[Begin Listed entries]
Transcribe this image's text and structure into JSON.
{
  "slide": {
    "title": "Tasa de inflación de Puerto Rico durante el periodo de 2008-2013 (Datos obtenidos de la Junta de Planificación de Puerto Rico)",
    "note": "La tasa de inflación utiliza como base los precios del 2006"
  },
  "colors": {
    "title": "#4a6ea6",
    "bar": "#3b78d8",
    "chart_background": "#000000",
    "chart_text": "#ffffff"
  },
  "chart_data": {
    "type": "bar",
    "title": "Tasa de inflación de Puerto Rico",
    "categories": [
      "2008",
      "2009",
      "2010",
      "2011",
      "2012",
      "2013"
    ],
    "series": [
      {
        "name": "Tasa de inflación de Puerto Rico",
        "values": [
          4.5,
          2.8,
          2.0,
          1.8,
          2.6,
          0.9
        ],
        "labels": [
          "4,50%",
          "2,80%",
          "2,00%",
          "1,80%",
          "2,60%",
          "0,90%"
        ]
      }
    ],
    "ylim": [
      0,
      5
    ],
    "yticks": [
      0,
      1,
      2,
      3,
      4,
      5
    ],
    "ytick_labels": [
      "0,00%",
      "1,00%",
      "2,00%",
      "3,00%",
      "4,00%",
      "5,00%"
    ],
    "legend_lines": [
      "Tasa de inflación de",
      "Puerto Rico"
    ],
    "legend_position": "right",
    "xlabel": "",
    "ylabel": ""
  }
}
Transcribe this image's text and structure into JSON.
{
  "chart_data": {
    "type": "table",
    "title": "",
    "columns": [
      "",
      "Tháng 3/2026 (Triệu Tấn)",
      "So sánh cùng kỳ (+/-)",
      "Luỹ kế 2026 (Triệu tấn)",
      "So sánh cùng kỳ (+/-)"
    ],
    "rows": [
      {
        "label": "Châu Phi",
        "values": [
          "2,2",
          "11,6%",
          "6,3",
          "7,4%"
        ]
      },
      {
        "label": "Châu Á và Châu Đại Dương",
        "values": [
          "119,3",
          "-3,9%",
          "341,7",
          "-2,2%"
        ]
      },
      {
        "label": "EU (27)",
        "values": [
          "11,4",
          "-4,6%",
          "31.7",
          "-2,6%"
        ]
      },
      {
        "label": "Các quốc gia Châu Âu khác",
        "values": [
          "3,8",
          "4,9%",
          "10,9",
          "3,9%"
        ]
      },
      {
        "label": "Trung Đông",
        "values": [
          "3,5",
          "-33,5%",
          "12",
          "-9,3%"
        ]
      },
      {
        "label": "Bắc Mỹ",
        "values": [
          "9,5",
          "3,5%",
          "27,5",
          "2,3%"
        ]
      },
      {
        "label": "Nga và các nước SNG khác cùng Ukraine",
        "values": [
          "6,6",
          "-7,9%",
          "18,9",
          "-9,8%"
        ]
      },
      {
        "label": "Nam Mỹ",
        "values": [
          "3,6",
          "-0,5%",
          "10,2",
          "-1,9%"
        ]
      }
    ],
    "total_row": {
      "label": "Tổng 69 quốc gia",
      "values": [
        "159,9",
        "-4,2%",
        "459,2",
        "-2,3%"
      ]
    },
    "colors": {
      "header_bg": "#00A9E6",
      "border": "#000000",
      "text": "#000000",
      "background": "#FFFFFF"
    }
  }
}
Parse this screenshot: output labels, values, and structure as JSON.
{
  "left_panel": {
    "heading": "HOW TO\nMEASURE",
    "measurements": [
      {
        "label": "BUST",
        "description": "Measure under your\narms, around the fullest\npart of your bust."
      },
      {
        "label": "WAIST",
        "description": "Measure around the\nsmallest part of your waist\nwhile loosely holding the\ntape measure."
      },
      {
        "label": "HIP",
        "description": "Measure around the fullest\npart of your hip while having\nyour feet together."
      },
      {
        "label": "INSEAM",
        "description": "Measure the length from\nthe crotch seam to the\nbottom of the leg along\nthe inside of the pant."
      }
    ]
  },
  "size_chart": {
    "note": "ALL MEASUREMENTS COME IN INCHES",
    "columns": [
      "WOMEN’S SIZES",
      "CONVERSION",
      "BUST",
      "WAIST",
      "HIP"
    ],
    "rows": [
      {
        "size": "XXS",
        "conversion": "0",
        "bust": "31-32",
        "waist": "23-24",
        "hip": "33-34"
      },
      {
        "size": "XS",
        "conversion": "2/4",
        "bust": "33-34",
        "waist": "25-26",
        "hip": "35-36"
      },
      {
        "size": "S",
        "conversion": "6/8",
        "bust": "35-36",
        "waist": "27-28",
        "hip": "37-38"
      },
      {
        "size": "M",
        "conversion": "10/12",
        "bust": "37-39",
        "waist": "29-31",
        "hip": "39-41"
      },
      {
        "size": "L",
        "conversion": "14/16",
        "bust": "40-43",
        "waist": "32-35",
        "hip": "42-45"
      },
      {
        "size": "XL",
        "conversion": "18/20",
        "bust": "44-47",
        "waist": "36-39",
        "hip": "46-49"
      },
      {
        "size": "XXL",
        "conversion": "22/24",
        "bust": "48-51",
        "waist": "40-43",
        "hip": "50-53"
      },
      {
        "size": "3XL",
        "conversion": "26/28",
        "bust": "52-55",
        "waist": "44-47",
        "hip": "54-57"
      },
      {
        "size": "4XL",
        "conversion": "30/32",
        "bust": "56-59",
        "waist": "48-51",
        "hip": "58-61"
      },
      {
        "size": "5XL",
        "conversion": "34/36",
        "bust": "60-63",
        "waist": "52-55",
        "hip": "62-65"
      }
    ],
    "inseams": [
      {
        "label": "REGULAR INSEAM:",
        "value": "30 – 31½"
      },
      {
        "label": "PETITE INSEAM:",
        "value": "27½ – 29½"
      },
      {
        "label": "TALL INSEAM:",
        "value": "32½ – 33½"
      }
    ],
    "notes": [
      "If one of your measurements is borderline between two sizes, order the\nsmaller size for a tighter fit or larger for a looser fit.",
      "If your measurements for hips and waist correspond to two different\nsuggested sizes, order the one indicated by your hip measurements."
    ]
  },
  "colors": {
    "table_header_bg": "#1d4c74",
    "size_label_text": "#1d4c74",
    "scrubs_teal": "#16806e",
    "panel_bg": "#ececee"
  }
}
[End Listed entries]
## The problem
Each record should come back exactly as written.

## Completed task
Transcribe this image's text and structure into JSON.
{
  "slide": {
    "title": "Tasa de inflación de Puerto Rico durante el periodo de 2008-2013 (Datos obtenidos de la Junta de Planificación de Puerto Rico)",
    "note": "La tasa de inflación utiliza como base los precios del 2006"
  },
  "colors": {
    "title": "#4a6ea6",
    "bar": "#3b78d8",
    "chart_background": "#000000",
    "chart_text": "#ffffff"
  },
  "chart_data": {
    "type": "bar",
    "title": "Tasa de inflación de Puerto Rico",
    "categories": [
      "2008",
      "2009",
      "2010",
      "2011",
      "2012",
      "2013"
    ],
    "series": [
      {
        "name": "Tasa de inflación de Puerto Rico",
        "values": [
          4.5,
          2.8,
          2.0,
          1.8,
          2.6,
          0.9
        ],
        "labels": [
          "4,50%",
          "2,80%",
          "2,00%",
          "1,80%",
          "2,60%",
          "0,90%"
        ]
      }
    ],
    "ylim": [
      0,
      5
    ],
    "yticks": [
      0,
      1,
      2,
      3,
      4,
      5
    ],
    "ytick_labels": [
      "0,00%",
      "1,00%",
      "2,00%",
      "3,00%",
      "4,00%",
      "5,00%"
    ],
    "legend_lines": [
      "Tasa de inflación de",
      "Puerto Rico"
    ],
    "legend_position": "right",
    "xlabel": "",
    "ylabel": ""
  }
}
Transcribe this image's text and structure into JSON.
{
  "chart_data": {
    "type": "table",
    "title": "",
    "columns": [
      "",
      "Tháng 3/2026 (Triệu Tấn)",
      "So sánh cùng kỳ (+/-)",
      "Luỹ kế 2026 (Triệu tấn)",
      "So sánh cùng kỳ (+/-)"
    ],
    "rows": [
      {
        "label": "Châu Phi",
        "values": [
          "2,2",
          "11,6%",
          "6,3",
          "7,4%"
        ]
      },
      {
        "label": "Châu Á và Châu Đại Dương",
        "values": [
          "119,3",
          "-3,9%",
          "341,7",
          "-2,2%"
        ]
      },
      {
        "label": "EU (27)",
        "values": [
          "11,4",
          "-4,6%",
          "31.7",
          "-2,6%"
        ]
      },
      {
        "label": "Các quốc gia Châu Âu khác",
        "values": [
          "3,8",
          "4,9%",
          "10,9",
          "3,9%"
        ]
      },
      {
        "label": "Trung Đông",
        "values": [
          "3,5",
          "-33,5%",
          "12",
          "-9,3%"
        ]
      },
      {
        "label": "Bắc Mỹ",
        "values": [
          "9,5",
          "3,5%",
          "27,5",
          "2,3%"
        ]
      },
      {
        "label": "Nga và các nước SNG khác cùng Ukraine",
        "values": [
          "6,6",
          "-7,9%",
          "18,9",
          "-9,8%"
        ]
      },
      {
        "label": "Nam Mỹ",
        "values": [
          "3,6",
          "-0,5%",
          "10,2",
          "-1,9%"
        ]
      }
    ],
    "total_row": {
      "label": "Tổng 69 quốc gia",
      "values": [
        "159,9",
        "-4,2%",
        "459,2",
        "-2,3%"
      ]
    },
    "colors": {
      "header_bg": "#00A9E6",
      "border": "#000000",
      "text": "#000000",
      "background": "#FFFFFF"
    }
  }
}
Parse this screenshot: output labels, values, and structure as JSON.
{
  "left_panel": {
    "heading": "HOW TO\nMEASURE",
    "measurements": [
      {
        "label": "BUST",
        "description": "Measure under your\narms, around the fullest\npart of your bust."
      },
      {
        "label": "WAIST",
        "description": "Measure around the\nsmallest part of your waist\nwhile loosely holding the\ntape measure."
      },
      {
        "label": "HIP",
        "description": "Measure around the fullest\npart of your hip while having\nyour feet together."
      },
      {
        "label": "INSEAM",
        "description": "Measure the length from\nthe crotch seam to the\nbottom of the leg along\nthe inside of the pant."
      }
    ]
  },
  "size_chart": {
    "note": "ALL MEASUREMENTS COME IN INCHES",
    "columns": [
      "WOMEN’S SIZES",
      "CONVERSION",
      "BUST",
      "WAIST",
      "HIP"
    ],
    "rows": [
      {
        "size": "XXS",
        "conversion": "0",
        "bust": "31-32",
        "waist": "23-24",
        "hip": "33-34"
      },
      {
        "size": "XS",
        "conversion": "2/4",
        "bust": "33-34",
        "waist": "25-26",
        "hip": "35-36"
      },
      {
        "size": "S",
        "conversion": "6/8",
        "bust": "35-36",
        "waist": "27-28",
        "hip": "37-38"
      },
      {
        "size": "M",
        "conversion": "10/12",
        "bust": "37-39",
        "waist": "29-31",
        "hip": "39-41"
      },
      {
        "size": "L",
        "conversion": "14/16",
        "bust": "40-43",
        "waist": "32-35",
        "hip": "42-45"
      },
      {
        "size": "XL",
        "conversion": "18/20",
        "bust": "44-47",
        "waist": "36-39",
        "hip": "46-49"
      },
      {
        "size": "XXL",
        "conversion": "22/24",
        "bust": "48-51",
        "waist": "40-43",
        "hip": "50-53"
      },
      {
        "size": "3XL",
        "conversion": "26/28",
        "bust": "52-55",
        "waist": "44-47",
        "hip": "54-57"
      },
      {
        "size": "4XL",
        "conversion": "30/32",
        "bust": "56-59",
        "waist": "48-51",
        "hip": "58-61"
      },
      {
        "size": "5XL",
        "conversion": "34/36",
        "bust": "60-63",
        "waist": "52-55",
        "hip": "62-65"
      }
    ],
    "inseams": [
      {
        "label": "REGULAR INSEAM:",
        "value": "30 – 31½"
      },
      {
        "label": "PETITE INSEAM:",
        "value": "27½ – 29½"
      },
      {
        "label": "TALL INSEAM:",
        "value": "32½ – 33½"
      }
    ],
    "notes": [
      "If one of your measurements is borderline between two sizes, order the\nsmaller size for a tighter fit or larger for a looser fit.",
      "If your measurements for hips and waist correspond to two different\nsuggested sizes, order the one indicated by your hip measurements."
    ]
  },
  "colors": {
    "table_header_bg": "#1d4c74",
    "size_label_text": "#1d4c74",
    "scrubs_teal": "#16806e",
    "panel_bg": "#ececee"
  }
}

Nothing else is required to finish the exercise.